Everything in the entries except the pictures must be duplicated exactly.

Data for the task:
##############################
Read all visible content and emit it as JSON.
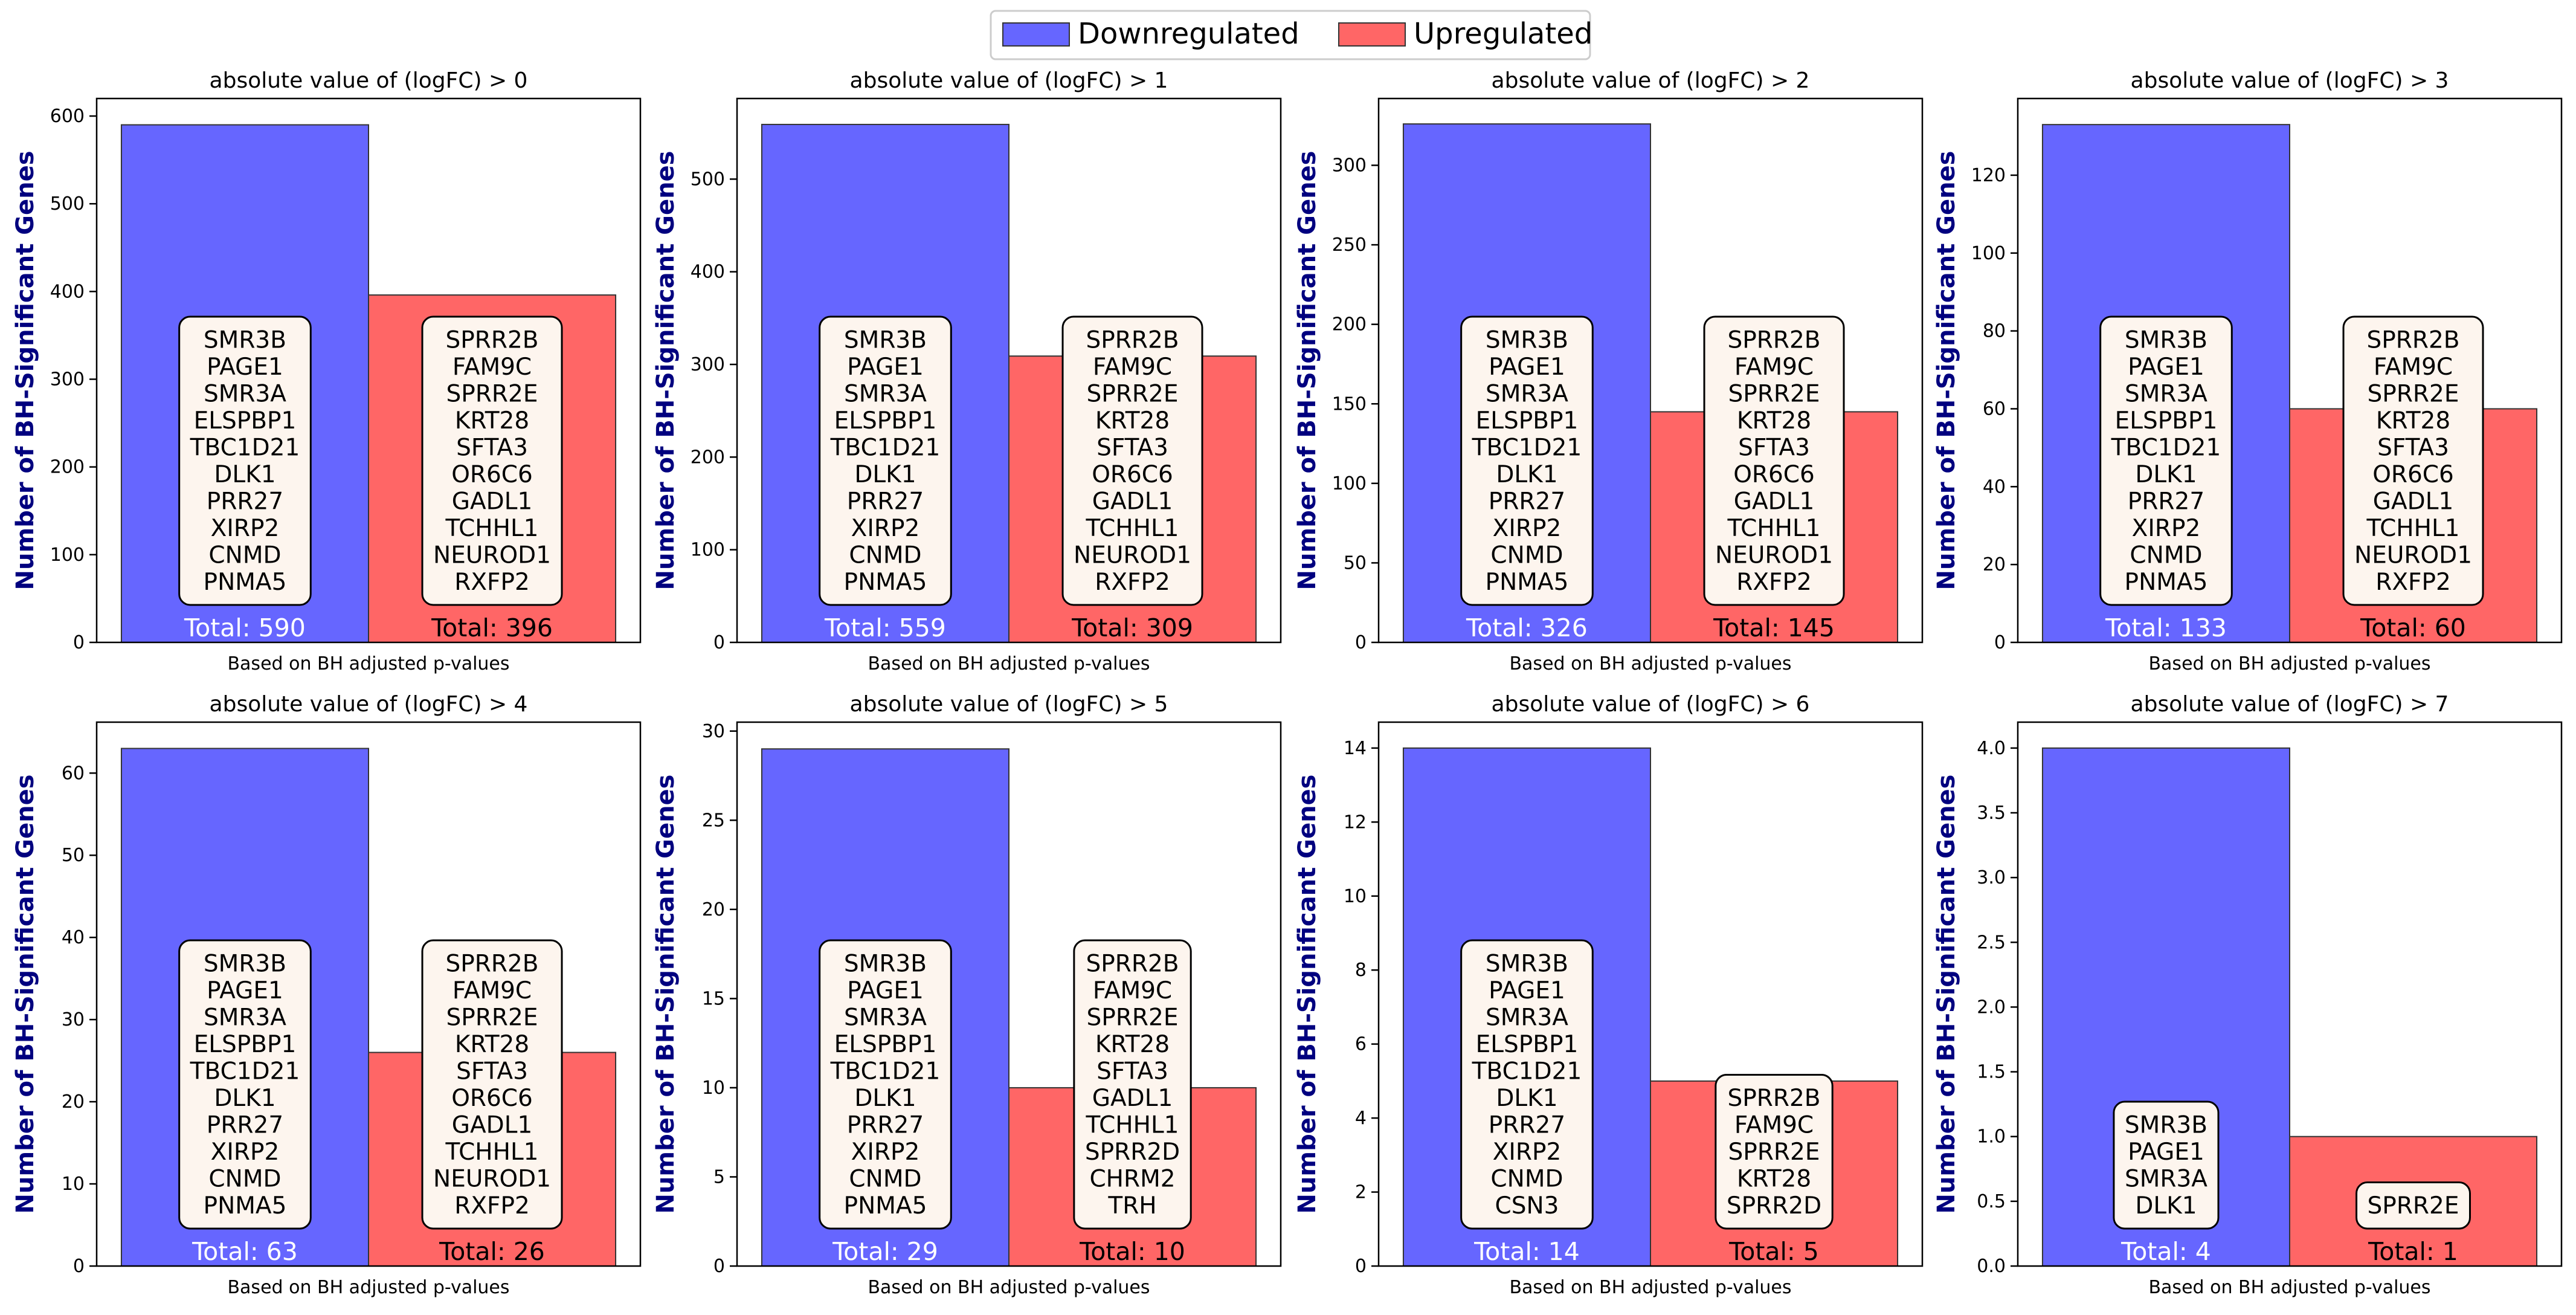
{
  "legend": [
    {
      "label": "Downregulated",
      "color": "#6666ff"
    },
    {
      "label": "Upregulated",
      "color": "#ff6666"
    }
  ],
  "colors": {
    "down": "#6666ff",
    "up": "#ff6666",
    "edge": "#333333",
    "box_fill": "#fdf5ee"
  },
  "chart_data": [
    {
      "type": "bar",
      "title": "absolute value of (logFC) > 0",
      "xlabel": "Based on BH adjusted p-values",
      "ylabel": "Number of BH-Significant Genes",
      "ylim": [
        0,
        620
      ],
      "yticks": [
        0,
        100,
        200,
        300,
        400,
        500,
        600
      ],
      "categories": [
        "Downregulated",
        "Upregulated"
      ],
      "values": [
        590,
        396
      ],
      "totals": [
        "Total: 590",
        "Total: 396"
      ],
      "down_genes": [
        "SMR3B",
        "PAGE1",
        "SMR3A",
        "ELSPBP1",
        "TBC1D21",
        "DLK1",
        "PRR27",
        "XIRP2",
        "CNMD",
        "PNMA5"
      ],
      "up_genes": [
        "SPRR2B",
        "FAM9C",
        "SPRR2E",
        "KRT28",
        "SFTA3",
        "OR6C6",
        "GADL1",
        "TCHHL1",
        "NEUROD1",
        "RXFP2"
      ]
    },
    {
      "type": "bar",
      "title": "absolute value of (logFC) > 1",
      "xlabel": "Based on BH adjusted p-values",
      "ylabel": "Number of BH-Significant Genes",
      "ylim": [
        0,
        587
      ],
      "yticks": [
        0,
        100,
        200,
        300,
        400,
        500
      ],
      "categories": [
        "Downregulated",
        "Upregulated"
      ],
      "values": [
        559,
        309
      ],
      "totals": [
        "Total: 559",
        "Total: 309"
      ],
      "down_genes": [
        "SMR3B",
        "PAGE1",
        "SMR3A",
        "ELSPBP1",
        "TBC1D21",
        "DLK1",
        "PRR27",
        "XIRP2",
        "CNMD",
        "PNMA5"
      ],
      "up_genes": [
        "SPRR2B",
        "FAM9C",
        "SPRR2E",
        "KRT28",
        "SFTA3",
        "OR6C6",
        "GADL1",
        "TCHHL1",
        "NEUROD1",
        "RXFP2"
      ]
    },
    {
      "type": "bar",
      "title": "absolute value of (logFC) > 2",
      "xlabel": "Based on BH adjusted p-values",
      "ylabel": "Number of BH-Significant Genes",
      "ylim": [
        0,
        342
      ],
      "yticks": [
        0,
        50,
        100,
        150,
        200,
        250,
        300
      ],
      "categories": [
        "Downregulated",
        "Upregulated"
      ],
      "values": [
        326,
        145
      ],
      "totals": [
        "Total: 326",
        "Total: 145"
      ],
      "down_genes": [
        "SMR3B",
        "PAGE1",
        "SMR3A",
        "ELSPBP1",
        "TBC1D21",
        "DLK1",
        "PRR27",
        "XIRP2",
        "CNMD",
        "PNMA5"
      ],
      "up_genes": [
        "SPRR2B",
        "FAM9C",
        "SPRR2E",
        "KRT28",
        "SFTA3",
        "OR6C6",
        "GADL1",
        "TCHHL1",
        "NEUROD1",
        "RXFP2"
      ]
    },
    {
      "type": "bar",
      "title": "absolute value of (logFC) > 3",
      "xlabel": "Based on BH adjusted p-values",
      "ylabel": "Number of BH-Significant Genes",
      "ylim": [
        0,
        139.7
      ],
      "yticks": [
        0,
        20,
        40,
        60,
        80,
        100,
        120
      ],
      "categories": [
        "Downregulated",
        "Upregulated"
      ],
      "values": [
        133,
        60
      ],
      "totals": [
        "Total: 133",
        "Total: 60"
      ],
      "down_genes": [
        "SMR3B",
        "PAGE1",
        "SMR3A",
        "ELSPBP1",
        "TBC1D21",
        "DLK1",
        "PRR27",
        "XIRP2",
        "CNMD",
        "PNMA5"
      ],
      "up_genes": [
        "SPRR2B",
        "FAM9C",
        "SPRR2E",
        "KRT28",
        "SFTA3",
        "OR6C6",
        "GADL1",
        "TCHHL1",
        "NEUROD1",
        "RXFP2"
      ]
    },
    {
      "type": "bar",
      "title": "absolute value of (logFC) > 4",
      "xlabel": "Based on BH adjusted p-values",
      "ylabel": "Number of BH-Significant Genes",
      "ylim": [
        0,
        66.2
      ],
      "yticks": [
        0,
        10,
        20,
        30,
        40,
        50,
        60
      ],
      "categories": [
        "Downregulated",
        "Upregulated"
      ],
      "values": [
        63,
        26
      ],
      "totals": [
        "Total: 63",
        "Total: 26"
      ],
      "down_genes": [
        "SMR3B",
        "PAGE1",
        "SMR3A",
        "ELSPBP1",
        "TBC1D21",
        "DLK1",
        "PRR27",
        "XIRP2",
        "CNMD",
        "PNMA5"
      ],
      "up_genes": [
        "SPRR2B",
        "FAM9C",
        "SPRR2E",
        "KRT28",
        "SFTA3",
        "OR6C6",
        "GADL1",
        "TCHHL1",
        "NEUROD1",
        "RXFP2"
      ]
    },
    {
      "type": "bar",
      "title": "absolute value of (logFC) > 5",
      "xlabel": "Based on BH adjusted p-values",
      "ylabel": "Number of BH-Significant Genes",
      "ylim": [
        0,
        30.5
      ],
      "yticks": [
        0,
        5,
        10,
        15,
        20,
        25,
        30
      ],
      "categories": [
        "Downregulated",
        "Upregulated"
      ],
      "values": [
        29,
        10
      ],
      "totals": [
        "Total: 29",
        "Total: 10"
      ],
      "down_genes": [
        "SMR3B",
        "PAGE1",
        "SMR3A",
        "ELSPBP1",
        "TBC1D21",
        "DLK1",
        "PRR27",
        "XIRP2",
        "CNMD",
        "PNMA5"
      ],
      "up_genes": [
        "SPRR2B",
        "FAM9C",
        "SPRR2E",
        "KRT28",
        "SFTA3",
        "GADL1",
        "TCHHL1",
        "SPRR2D",
        "CHRM2",
        "TRH"
      ]
    },
    {
      "type": "bar",
      "title": "absolute value of (logFC) > 6",
      "xlabel": "Based on BH adjusted p-values",
      "ylabel": "Number of BH-Significant Genes",
      "ylim": [
        0,
        14.7
      ],
      "yticks": [
        0,
        2,
        4,
        6,
        8,
        10,
        12,
        14
      ],
      "categories": [
        "Downregulated",
        "Upregulated"
      ],
      "values": [
        14,
        5
      ],
      "totals": [
        "Total: 14",
        "Total: 5"
      ],
      "down_genes": [
        "SMR3B",
        "PAGE1",
        "SMR3A",
        "ELSPBP1",
        "TBC1D21",
        "DLK1",
        "PRR27",
        "XIRP2",
        "CNMD",
        "CSN3"
      ],
      "up_genes": [
        "SPRR2B",
        "FAM9C",
        "SPRR2E",
        "KRT28",
        "SPRR2D"
      ]
    },
    {
      "type": "bar",
      "title": "absolute value of (logFC) > 7",
      "xlabel": "Based on BH adjusted p-values",
      "ylabel": "Number of BH-Significant Genes",
      "ylim": [
        0,
        4.2
      ],
      "yticks": [
        "0.0",
        "0.5",
        "1.0",
        "1.5",
        "2.0",
        "2.5",
        "3.0",
        "3.5",
        "4.0"
      ],
      "categories": [
        "Downregulated",
        "Upregulated"
      ],
      "values": [
        4,
        1
      ],
      "totals": [
        "Total: 4",
        "Total: 1"
      ],
      "down_genes": [
        "SMR3B",
        "PAGE1",
        "SMR3A",
        "DLK1"
      ],
      "up_genes": [
        "SPRR2E"
      ]
    }
  ]
}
##############################
Output of the exercise:
Read all visible content and emit it as JSON.
{
  "legend": [
    {
      "label": "Downregulated",
      "color": "#6666ff"
    },
    {
      "label": "Upregulated",
      "color": "#ff6666"
    }
  ],
  "colors": {
    "down": "#6666ff",
    "up": "#ff6666",
    "edge": "#333333",
    "box_fill": "#fdf5ee"
  },
  "chart_data": [
    {
      "type": "bar",
      "title": "absolute value of (logFC) > 0",
      "xlabel": "Based on BH adjusted p-values",
      "ylabel": "Number of BH-Significant Genes",
      "ylim": [
        0,
        620
      ],
      "yticks": [
        0,
        100,
        200,
        300,
        400,
        500,
        600
      ],
      "categories": [
        "Downregulated",
        "Upregulated"
      ],
      "values": [
        590,
        396
      ],
      "totals": [
        "Total: 590",
        "Total: 396"
      ],
      "down_genes": [
        "SMR3B",
        "PAGE1",
        "SMR3A",
        "ELSPBP1",
        "TBC1D21",
        "DLK1",
        "PRR27",
        "XIRP2",
        "CNMD",
        "PNMA5"
      ],
      "up_genes": [
        "SPRR2B",
        "FAM9C",
        "SPRR2E",
        "KRT28",
        "SFTA3",
        "OR6C6",
        "GADL1",
        "TCHHL1",
        "NEUROD1",
        "RXFP2"
      ]
    },
    {
      "type": "bar",
      "title": "absolute value of (logFC) > 1",
      "xlabel": "Based on BH adjusted p-values",
      "ylabel": "Number of BH-Significant Genes",
      "ylim": [
        0,
        587
      ],
      "yticks": [
        0,
        100,
        200,
        300,
        400,
        500
      ],
      "categories": [
        "Downregulated",
        "Upregulated"
      ],
      "values": [
        559,
        309
      ],
      "totals": [
        "Total: 559",
        "Total: 309"
      ],
      "down_genes": [
        "SMR3B",
        "PAGE1",
        "SMR3A",
        "ELSPBP1",
        "TBC1D21",
        "DLK1",
        "PRR27",
        "XIRP2",
        "CNMD",
        "PNMA5"
      ],
      "up_genes": [
        "SPRR2B",
        "FAM9C",
        "SPRR2E",
        "KRT28",
        "SFTA3",
        "OR6C6",
        "GADL1",
        "TCHHL1",
        "NEUROD1",
        "RXFP2"
      ]
    },
    {
      "type": "bar",
      "title": "absolute value of (logFC) > 2",
      "xlabel": "Based on BH adjusted p-values",
      "ylabel": "Number of BH-Significant Genes",
      "ylim": [
        0,
        342
      ],
      "yticks": [
        0,
        50,
        100,
        150,
        200,
        250,
        300
      ],
      "categories": [
        "Downregulated",
        "Upregulated"
      ],
      "values": [
        326,
        145
      ],
      "totals": [
        "Total: 326",
        "Total: 145"
      ],
      "down_genes": [
        "SMR3B",
        "PAGE1",
        "SMR3A",
        "ELSPBP1",
        "TBC1D21",
        "DLK1",
        "PRR27",
        "XIRP2",
        "CNMD",
        "PNMA5"
      ],
      "up_genes": [
        "SPRR2B",
        "FAM9C",
        "SPRR2E",
        "KRT28",
        "SFTA3",
        "OR6C6",
        "GADL1",
        "TCHHL1",
        "NEUROD1",
        "RXFP2"
      ]
    },
    {
      "type": "bar",
      "title": "absolute value of (logFC) > 3",
      "xlabel": "Based on BH adjusted p-values",
      "ylabel": "Number of BH-Significant Genes",
      "ylim": [
        0,
        139.7
      ],
      "yticks": [
        0,
        20,
        40,
        60,
        80,
        100,
        120
      ],
      "categories": [
        "Downregulated",
        "Upregulated"
      ],
      "values": [
        133,
        60
      ],
      "totals": [
        "Total: 133",
        "Total: 60"
      ],
      "down_genes": [
        "SMR3B",
        "PAGE1",
        "SMR3A",
        "ELSPBP1",
        "TBC1D21",
        "DLK1",
        "PRR27",
        "XIRP2",
        "CNMD",
        "PNMA5"
      ],
      "up_genes": [
        "SPRR2B",
        "FAM9C",
        "SPRR2E",
        "KRT28",
        "SFTA3",
        "OR6C6",
        "GADL1",
        "TCHHL1",
        "NEUROD1",
        "RXFP2"
      ]
    },
    {
      "type": "bar",
      "title": "absolute value of (logFC) > 4",
      "xlabel": "Based on BH adjusted p-values",
      "ylabel": "Number of BH-Significant Genes",
      "ylim": [
        0,
        66.2
      ],
      "yticks": [
        0,
        10,
        20,
        30,
        40,
        50,
        60
      ],
      "categories": [
        "Downregulated",
        "Upregulated"
      ],
      "values": [
        63,
        26
      ],
      "totals": [
        "Total: 63",
        "Total: 26"
      ],
      "down_genes": [
        "SMR3B",
        "PAGE1",
        "SMR3A",
        "ELSPBP1",
        "TBC1D21",
        "DLK1",
        "PRR27",
        "XIRP2",
        "CNMD",
        "PNMA5"
      ],
      "up_genes": [
        "SPRR2B",
        "FAM9C",
        "SPRR2E",
        "KRT28",
        "SFTA3",
        "OR6C6",
        "GADL1",
        "TCHHL1",
        "NEUROD1",
        "RXFP2"
      ]
    },
    {
      "type": "bar",
      "title": "absolute value of (logFC) > 5",
      "xlabel": "Based on BH adjusted p-values",
      "ylabel": "Number of BH-Significant Genes",
      "ylim": [
        0,
        30.5
      ],
      "yticks": [
        0,
        5,
        10,
        15,
        20,
        25,
        30
      ],
      "categories": [
        "Downregulated",
        "Upregulated"
      ],
      "values": [
        29,
        10
      ],
      "totals": [
        "Total: 29",
        "Total: 10"
      ],
      "down_genes": [
        "SMR3B",
        "PAGE1",
        "SMR3A",
        "ELSPBP1",
        "TBC1D21",
        "DLK1",
        "PRR27",
        "XIRP2",
        "CNMD",
        "PNMA5"
      ],
      "up_genes": [
        "SPRR2B",
        "FAM9C",
        "SPRR2E",
        "KRT28",
        "SFTA3",
        "GADL1",
        "TCHHL1",
        "SPRR2D",
        "CHRM2",
        "TRH"
      ]
    },
    {
      "type": "bar",
      "title": "absolute value of (logFC) > 6",
      "xlabel": "Based on BH adjusted p-values",
      "ylabel": "Number of BH-Significant Genes",
      "ylim": [
        0,
        14.7
      ],
      "yticks": [
        0,
        2,
        4,
        6,
        8,
        10,
        12,
        14
      ],
      "categories": [
        "Downregulated",
        "Upregulated"
      ],
      "values": [
        14,
        5
      ],
      "totals": [
        "Total: 14",
        "Total: 5"
      ],
      "down_genes": [
        "SMR3B",
        "PAGE1",
        "SMR3A",
        "ELSPBP1",
        "TBC1D21",
        "DLK1",
        "PRR27",
        "XIRP2",
        "CNMD",
        "CSN3"
      ],
      "up_genes": [
        "SPRR2B",
        "FAM9C",
        "SPRR2E",
        "KRT28",
        "SPRR2D"
      ]
    },
    {
      "type": "bar",
      "title": "absolute value of (logFC) > 7",
      "xlabel": "Based on BH adjusted p-values",
      "ylabel": "Number of BH-Significant Genes",
      "ylim": [
        0,
        4.2
      ],
      "yticks": [
        "0.0",
        "0.5",
        "1.0",
        "1.5",
        "2.0",
        "2.5",
        "3.0",
        "3.5",
        "4.0"
      ],
      "categories": [
        "Downregulated",
        "Upregulated"
      ],
      "values": [
        4,
        1
      ],
      "totals": [
        "Total: 4",
        "Total: 1"
      ],
      "down_genes": [
        "SMR3B",
        "PAGE1",
        "SMR3A",
        "DLK1"
      ],
      "up_genes": [
        "SPRR2E"
      ]
    }
  ]
}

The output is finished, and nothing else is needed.